* _Work to be completed_:
Check each line of the records below and collect those that include the word "Advanced".

* _Stored rows_:
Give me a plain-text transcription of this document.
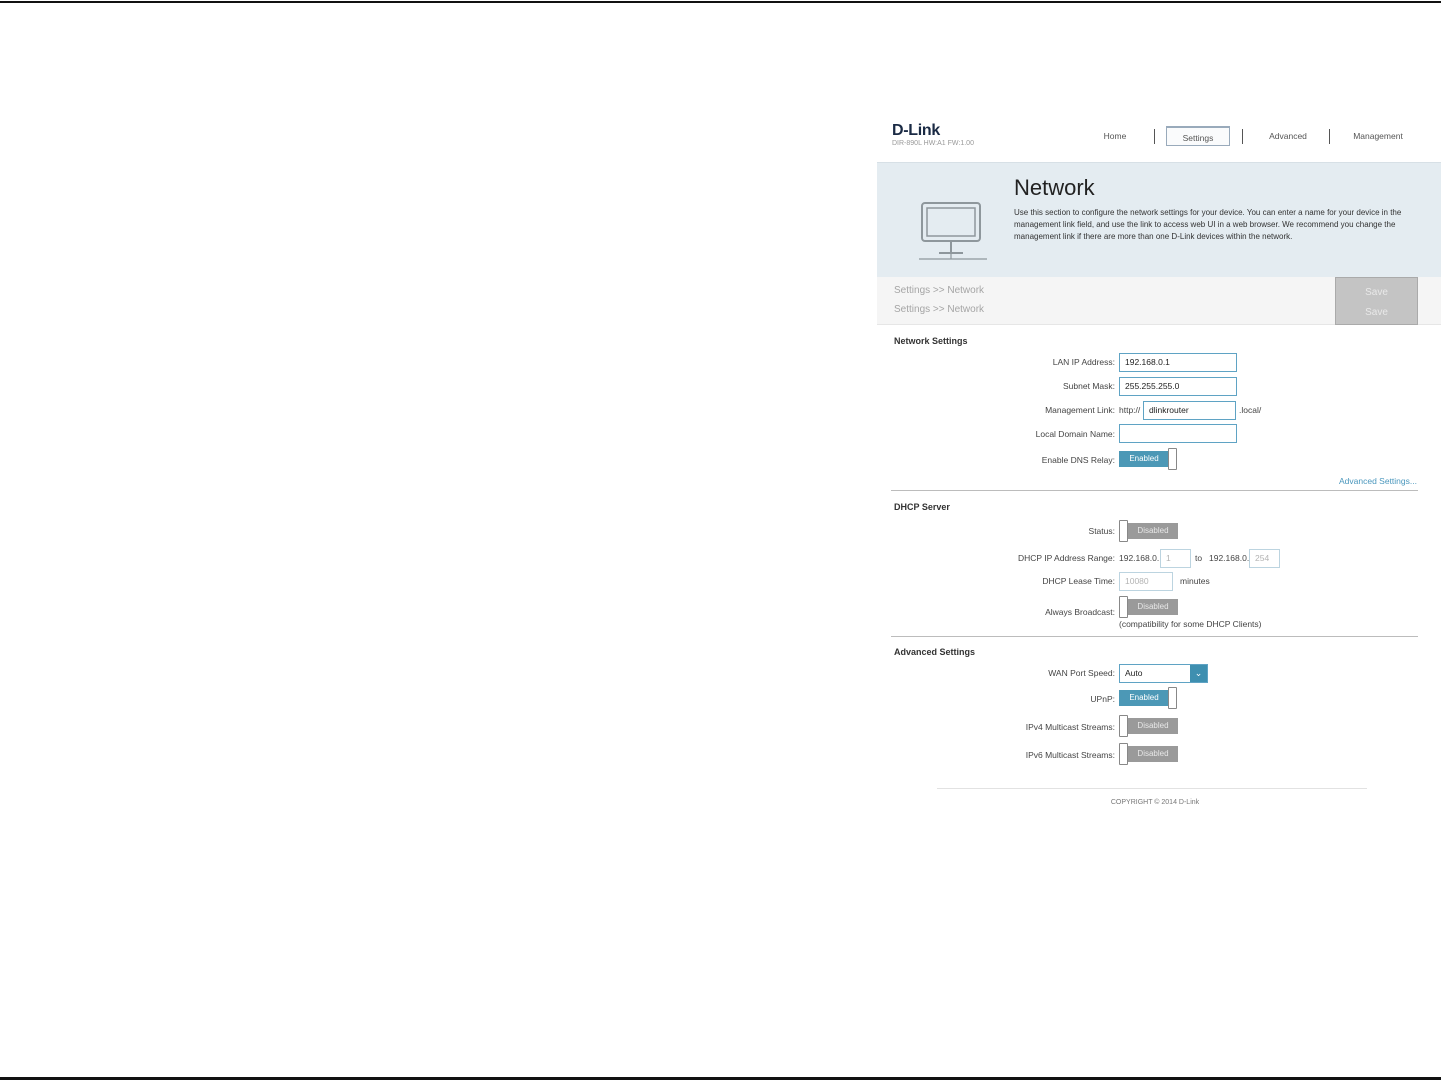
D-Link
DIR-890L HW:A1 FW:1.00
Home	Settings	Advanced	Management
Network
Use this section to configure the network settings for your device. You can enter a name for your device in the management link field, and use the link to access web UI in a web browser. We recommend you change the management link if there are more than one D-Link devices within the network.
Settings >> Network
Settings >> Network
Save
Save
Network Settings
LAN IP Address:	192.168.0.1
Subnet Mask:	255.255.255.0
Management Link: http://	dlinkrouter	.local/
Local Domain Name:
Enable DNS Relay:	Enabled
Advanced Settings...
DHCP Server
Status:	Disabled
DHCP IP Address Range: 192.168.0. 1	to 192.168.0. 254
DHCP Lease Time:	10080	minutes
Always Broadcast:
Disabled
(compatibility for some DHCP Clients)
Advanced Settings
WAN Port Speed:	Auto	⌄
UPnP:	Enabled
IPv4 Multicast Streams:	Disabled
IPv6 Multicast Streams:	Disabled
COPYRIGHT © 2014 D-Link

* _Exercise answer_:
Home	Settings	Advanced	Management
Advanced Settings...
Advanced Settings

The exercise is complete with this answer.